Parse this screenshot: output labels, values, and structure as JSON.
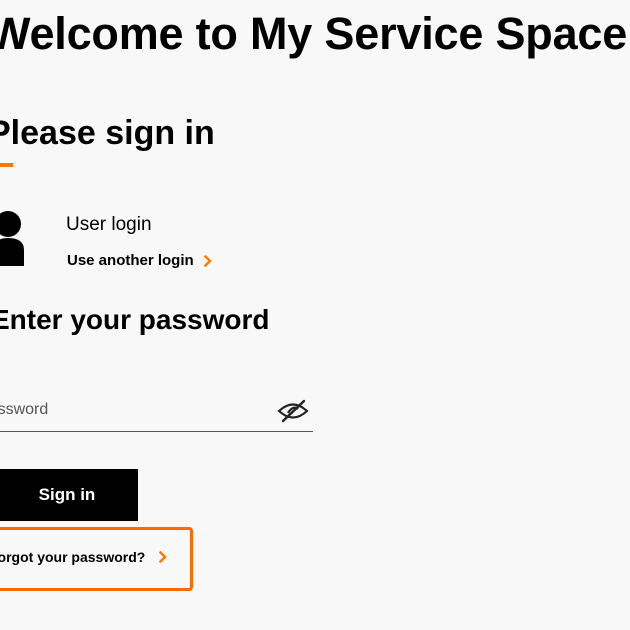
{
  "page": {
    "title": "Welcome to My Service Space"
  },
  "signin": {
    "heading": "Please sign in",
    "user_label": "User login",
    "another_login_label": "Use another login",
    "password_heading": "Enter your password",
    "password_placeholder": "Password",
    "password_value": "",
    "submit_label": "Sign in",
    "forgot_label": "Forgot your password?"
  },
  "icons": {
    "user": "user-icon",
    "eye_toggle": "eye-slash-icon",
    "chevron": "chevron-right-icon"
  },
  "colors": {
    "accent": "#ff7900",
    "highlight_border": "#ff6a00",
    "button_bg": "#000000",
    "button_text": "#ffffff",
    "background": "#f8f8f8"
  }
}
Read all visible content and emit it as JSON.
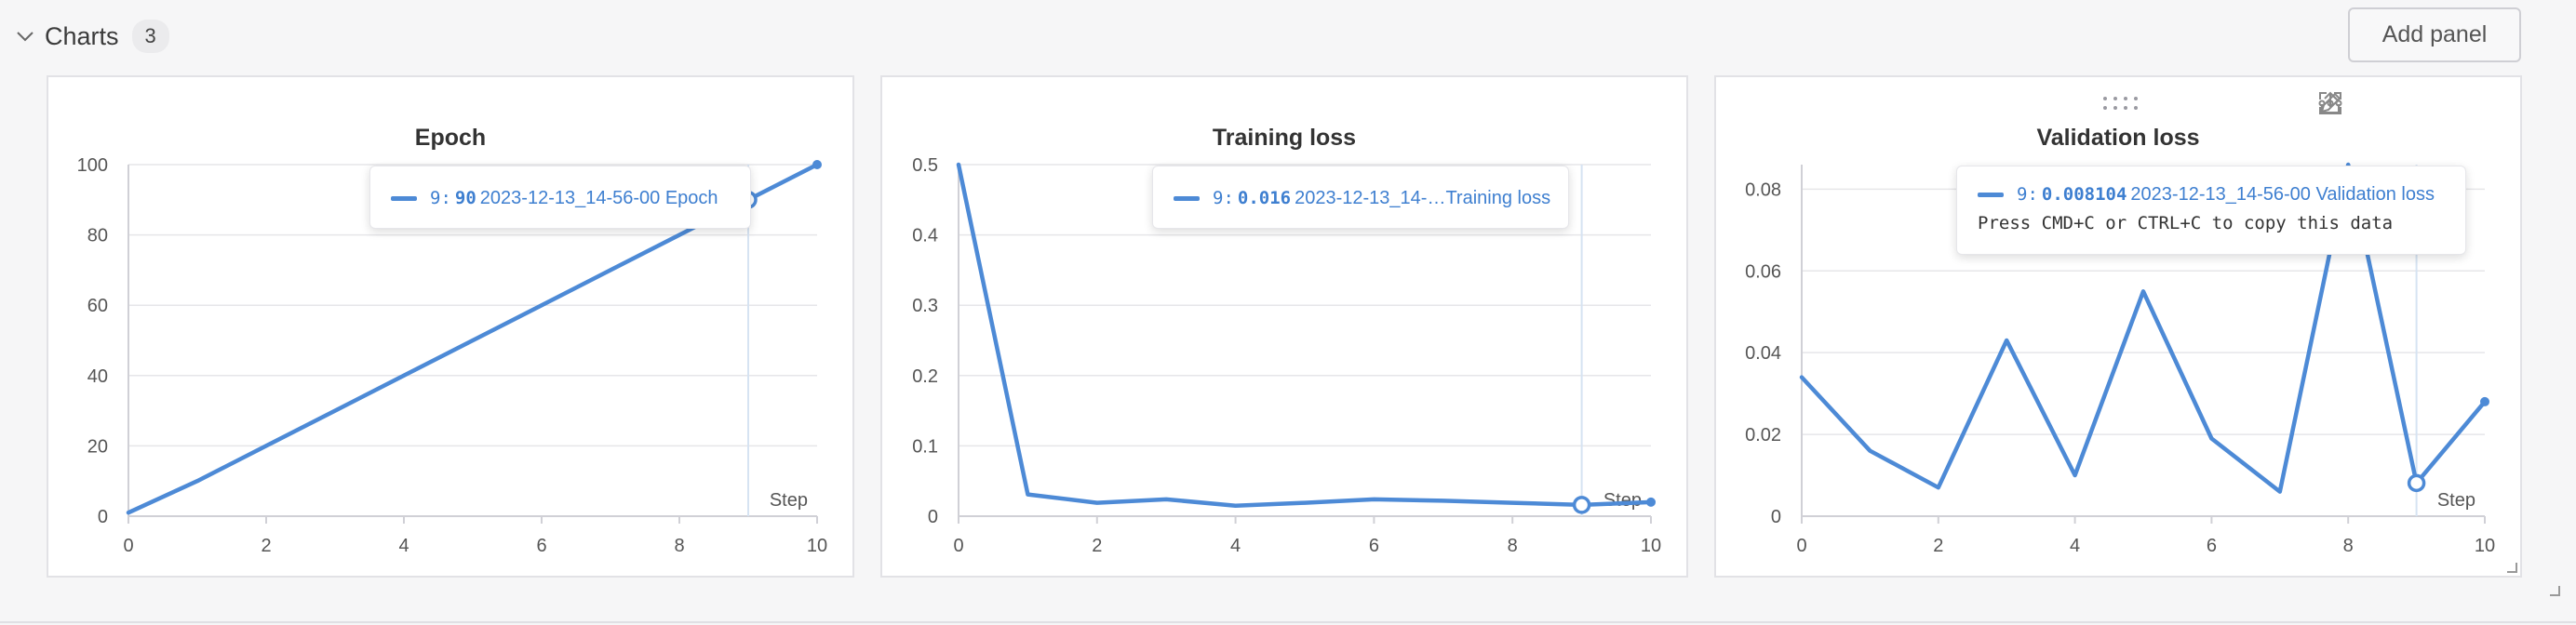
{
  "section": {
    "title": "Charts",
    "count": "3"
  },
  "toolbar": {
    "add_panel_label": "Add panel"
  },
  "colors": {
    "series": "#4d8ad6",
    "grid": "#e6e6e9",
    "axis": "#d0d0d6",
    "text": "#555555",
    "title": "#333333",
    "crosshair": "#d6e3f2"
  },
  "icons": [
    "chevron-down-icon",
    "drag-handle-icon",
    "share-icon",
    "edit-icon",
    "fullscreen-icon",
    "more-icon",
    "resize-icon"
  ],
  "tooltip_copy_hint": "Press CMD+C or CTRL+C to copy this data",
  "chart_data": [
    {
      "type": "line",
      "title": "Epoch",
      "xlabel": "Step",
      "ylabel": "",
      "xlim": [
        0,
        10
      ],
      "ylim": [
        0,
        100
      ],
      "xticks": [
        0,
        2,
        4,
        6,
        8,
        10
      ],
      "yticks": [
        0,
        20,
        40,
        60,
        80,
        100
      ],
      "ytick_labels": [
        "0",
        "20",
        "40",
        "60",
        "80",
        "100"
      ],
      "grid": true,
      "series": [
        {
          "name": "2023-12-13_14-56-00 Epoch",
          "x": [
            0,
            1,
            2,
            3,
            4,
            5,
            6,
            7,
            8,
            9,
            10
          ],
          "y": [
            1,
            10,
            20,
            30,
            40,
            50,
            60,
            70,
            80,
            90,
            100
          ]
        }
      ],
      "hover": {
        "step": 9,
        "value_label": "90",
        "series_label": "2023-12-13_14-56-00 Epoch"
      }
    },
    {
      "type": "line",
      "title": "Training loss",
      "xlabel": "Step",
      "ylabel": "",
      "xlim": [
        0,
        10
      ],
      "ylim": [
        0,
        0.5
      ],
      "xticks": [
        0,
        2,
        4,
        6,
        8,
        10
      ],
      "yticks": [
        0,
        0.1,
        0.2,
        0.3,
        0.4,
        0.5
      ],
      "ytick_labels": [
        "0",
        "0.1",
        "0.2",
        "0.3",
        "0.4",
        "0.5"
      ],
      "grid": true,
      "series": [
        {
          "name": "2023-12-13_14-…Training loss",
          "x": [
            0,
            1,
            2,
            3,
            4,
            5,
            6,
            7,
            8,
            9,
            10
          ],
          "y": [
            0.5,
            0.031,
            0.019,
            0.024,
            0.015,
            0.019,
            0.024,
            0.022,
            0.019,
            0.016,
            0.02
          ]
        }
      ],
      "hover": {
        "step": 9,
        "value_label": "0.016",
        "series_label": "2023-12-13_14-…Training loss"
      }
    },
    {
      "type": "line",
      "title": "Validation loss",
      "xlabel": "Step",
      "ylabel": "",
      "xlim": [
        0,
        10
      ],
      "ylim": [
        0,
        0.086
      ],
      "xticks": [
        0,
        2,
        4,
        6,
        8,
        10
      ],
      "yticks": [
        0,
        0.02,
        0.04,
        0.06,
        0.08
      ],
      "ytick_labels": [
        "0",
        "0.02",
        "0.04",
        "0.06",
        "0.08"
      ],
      "grid": true,
      "series": [
        {
          "name": "2023-12-13_14-56-00 Validation loss",
          "x": [
            0,
            1,
            2,
            3,
            4,
            5,
            6,
            7,
            8,
            9,
            10
          ],
          "y": [
            0.034,
            0.016,
            0.007,
            0.043,
            0.01,
            0.055,
            0.019,
            0.006,
            0.086,
            0.008104,
            0.028
          ]
        }
      ],
      "hover": {
        "step": 9,
        "value_label": "0.008104",
        "series_label": "2023-12-13_14-56-00 Validation loss"
      }
    }
  ]
}
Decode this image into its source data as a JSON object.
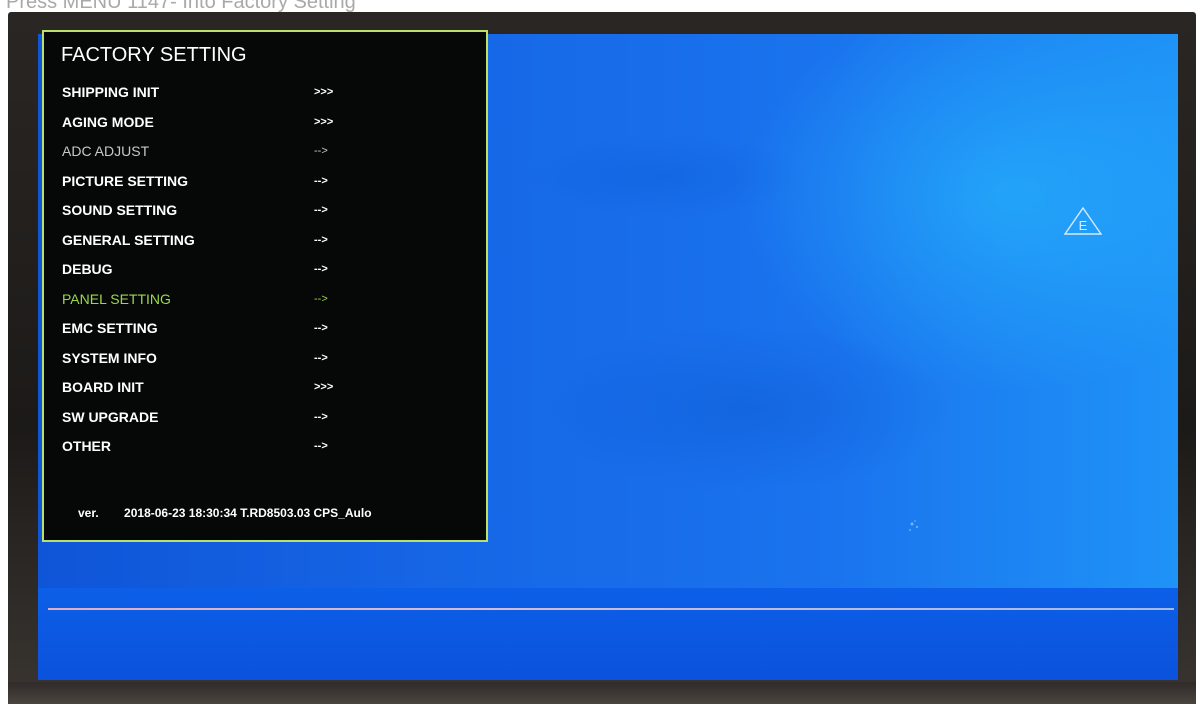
{
  "caption": "Press MENU 1147- Into Factory Setting",
  "osd": {
    "title": "FACTORY SETTING",
    "selected_item": "PANEL SETTING",
    "items": [
      {
        "label": "SHIPPING INIT",
        "arrow": ">>>"
      },
      {
        "label": "AGING MODE",
        "arrow": ">>>"
      },
      {
        "label": "ADC ADJUST",
        "arrow": "-->"
      },
      {
        "label": "PICTURE SETTING",
        "arrow": "-->"
      },
      {
        "label": "SOUND SETTING",
        "arrow": "-->"
      },
      {
        "label": "GENERAL SETTING",
        "arrow": "-->"
      },
      {
        "label": "DEBUG",
        "arrow": "-->"
      },
      {
        "label": "PANEL SETTING",
        "arrow": "-->"
      },
      {
        "label": "EMC SETTING",
        "arrow": "-->"
      },
      {
        "label": "SYSTEM INFO",
        "arrow": "-->"
      },
      {
        "label": "BOARD INIT",
        "arrow": ">>>"
      },
      {
        "label": "SW UPGRADE",
        "arrow": "-->"
      },
      {
        "label": "OTHER",
        "arrow": "-->"
      }
    ],
    "version": {
      "label": "ver.",
      "value": "2018-06-23 18:30:34  T.RD8503.03  CPS_Aulo"
    }
  },
  "icons": {
    "warning_label": "E"
  },
  "colors": {
    "osd_border": "#b9e06a",
    "selected_text": "#9bd84c",
    "screen_blue": "#1666e6"
  }
}
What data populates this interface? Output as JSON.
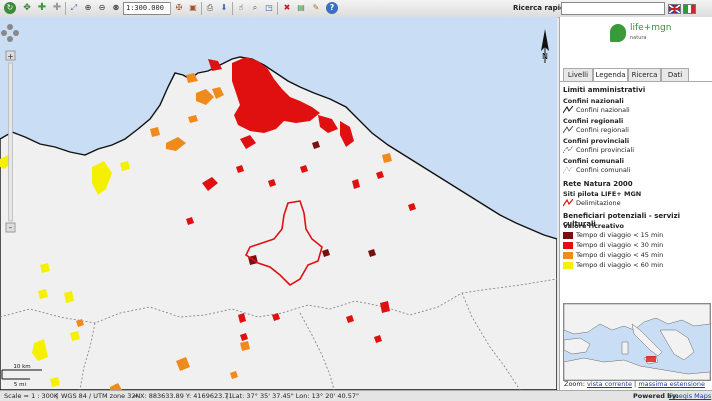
{
  "toolbar": {
    "scale_value": "1:300.000",
    "search_label": "Ricerca rapida:",
    "search_value": "",
    "help_glyph": "?"
  },
  "flags": [
    {
      "name": "uk-flag-icon",
      "color": "#1d3f8f"
    },
    {
      "name": "italy-flag-icon",
      "color": "#cc2a2a"
    }
  ],
  "logo": {
    "name": "life+mgn",
    "tagline": "natura"
  },
  "tabs": [
    "Livelli",
    "Legenda",
    "Ricerca",
    "Dati"
  ],
  "active_tab": "Legenda",
  "legend": {
    "section1": "Limiti amministrativi",
    "nat_title": "Confini nazionali",
    "nat_item": "Confini nazionali",
    "reg_title": "Confini regionali",
    "reg_item": "Confini regionali",
    "prov_title": "Confini provinciali",
    "prov_item": "Confini provinciali",
    "com_title": "Confini comunali",
    "com_item": "Confini comunali",
    "section2": "Rete Natura 2000",
    "sites_title": "Siti pilota LIFE+ MGN",
    "sites_item": "Delimitazione",
    "section3": "Beneficiari potenziali - servizi culturali",
    "value_title": "Valore ricreativo",
    "classes": [
      {
        "label": "Tempo di viaggio < 15 min",
        "color": "#7a0f0f"
      },
      {
        "label": "Tempo di viaggio < 30 min",
        "color": "#e01010"
      },
      {
        "label": "Tempo di viaggio < 45 min",
        "color": "#f08a1c"
      },
      {
        "label": "Tempo di viaggio < 60 min",
        "color": "#f5f000"
      }
    ]
  },
  "overview": {
    "zoom_label": "Zoom:",
    "link1": "vista corrente",
    "link2": "massima estensione",
    "separator": "|"
  },
  "map": {
    "north_label": "N",
    "scalebar_top": "10 km",
    "scalebar_bottom": "5 mi"
  },
  "status": {
    "scale": "Scale = 1 : 300K",
    "crs": "WGS 84 / UTM zone 32N",
    "coords": "X: 883633.89 Y: 4169623.71",
    "latlon": "Lat: 37° 35' 37.45\" Lon: 13° 20' 40.57\"",
    "powered_label": "Powered by:",
    "powered_link": "Freegis Maps"
  },
  "colors": {
    "sea": "#c9def5",
    "land": "#f0f0f0",
    "class_15": "#7a0f0f",
    "class_30": "#e01010",
    "class_45": "#f08a1c",
    "class_60": "#f5f000",
    "site_outline": "#e01010"
  }
}
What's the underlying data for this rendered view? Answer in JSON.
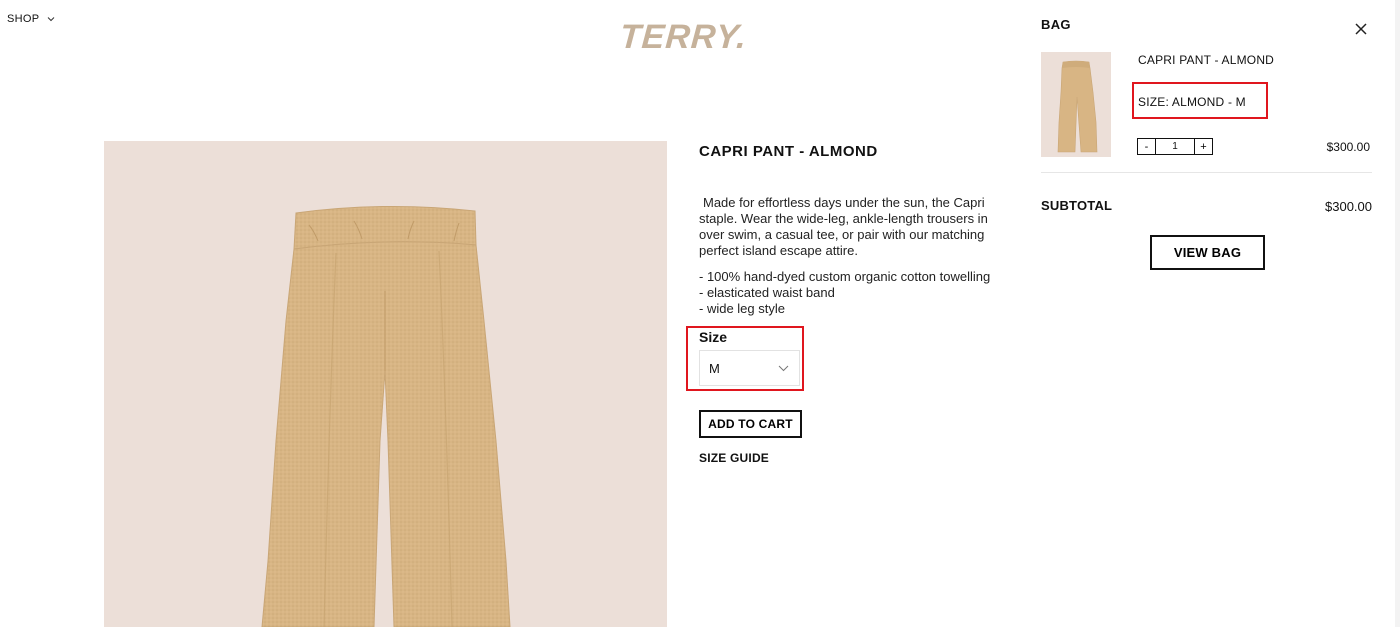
{
  "header": {
    "shop_label": "SHOP",
    "logo_text": "TERRY."
  },
  "product": {
    "title": "CAPRI PANT - ALMOND",
    "description_lines": [
      "Made for effortless days under the sun, the Capri",
      "staple. Wear the wide-leg, ankle-length trousers in",
      "over swim, a casual tee, or pair with our matching",
      "perfect island escape attire."
    ],
    "features": [
      "- 100% hand-dyed custom organic cotton towelling",
      "- elasticated waist band",
      "- wide leg style"
    ],
    "size_label": "Size",
    "size_value": "M",
    "add_to_cart_label": "ADD TO CART",
    "size_guide_label": "SIZE GUIDE",
    "image_bg": "#ecdfd8",
    "pant_color": "#d8b584"
  },
  "bag": {
    "title": "BAG",
    "item": {
      "name": "CAPRI PANT - ALMOND",
      "variant": "SIZE: ALMOND - M",
      "qty_minus": "-",
      "qty_value": "1",
      "qty_plus": "+",
      "price": "$300.00"
    },
    "subtotal_label": "SUBTOTAL",
    "subtotal_value": "$300.00",
    "view_bag_label": "VIEW BAG"
  },
  "colors": {
    "logo": "#c6b29b",
    "highlight": "#e0161e"
  }
}
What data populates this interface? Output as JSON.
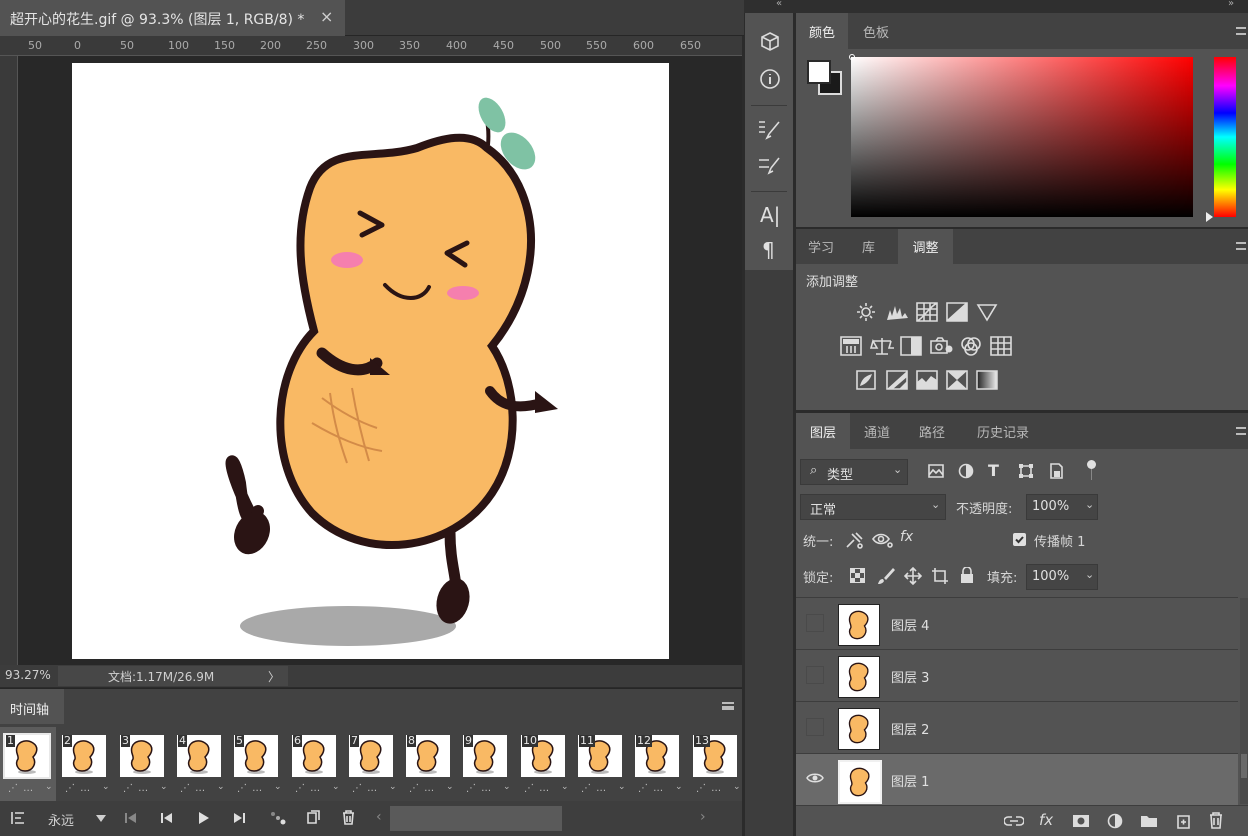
{
  "document": {
    "tab_title": "超开心的花生.gif @ 93.3% (图层 1, RGB/8) *",
    "close_glyph": "×",
    "ruler_labels": [
      "50",
      "0",
      "50",
      "100",
      "150",
      "200",
      "250",
      "300",
      "350",
      "400",
      "450",
      "500",
      "550",
      "600",
      "650"
    ],
    "zoom": "93.27%",
    "doc_info": "文档:1.17M/26.9M",
    "status_arrow": "〉"
  },
  "timeline": {
    "title": "时间轴",
    "loop": "永远",
    "frames": [
      "1",
      "2",
      "3",
      "4",
      "5",
      "6",
      "7",
      "8",
      "9",
      "10",
      "11",
      "12",
      "13"
    ],
    "delay_glyph": "⋰ …",
    "arrow_glyph": "⌄",
    "scroll_left": "‹",
    "scroll_right": "›"
  },
  "color_panel": {
    "tabs": [
      "颜色",
      "色板"
    ],
    "foreground": "#ffffff",
    "background": "#1a1a1a"
  },
  "adjust_panel": {
    "tabs": [
      "学习",
      "库",
      "调整"
    ],
    "heading": "添加调整"
  },
  "layers_panel": {
    "tabs": [
      "图层",
      "通道",
      "路径",
      "历史记录"
    ],
    "filter_label": "类型",
    "blend_mode": "正常",
    "opacity_label": "不透明度:",
    "opacity_value": "100%",
    "unify_label": "统一:",
    "propagate_label": "传播帧 1",
    "lock_label": "锁定:",
    "fill_label": "填充:",
    "fill_value": "100%",
    "layers": [
      "图层 4",
      "图层 3",
      "图层 2",
      "图层 1"
    ],
    "fx_label": "fx"
  },
  "tools": {
    "text_tool": "A|",
    "paragraph_tool": "¶"
  },
  "colors": {
    "peanut": "#f9b964",
    "outline": "#2a1414",
    "panel": "#535353",
    "panel_dark": "#424242"
  }
}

_ _ _ _ _

WHAT TO WORK ON: Look through the entries above and count each line holding "ALMOND"; report the count alone.

FINISHED ANSWER: 3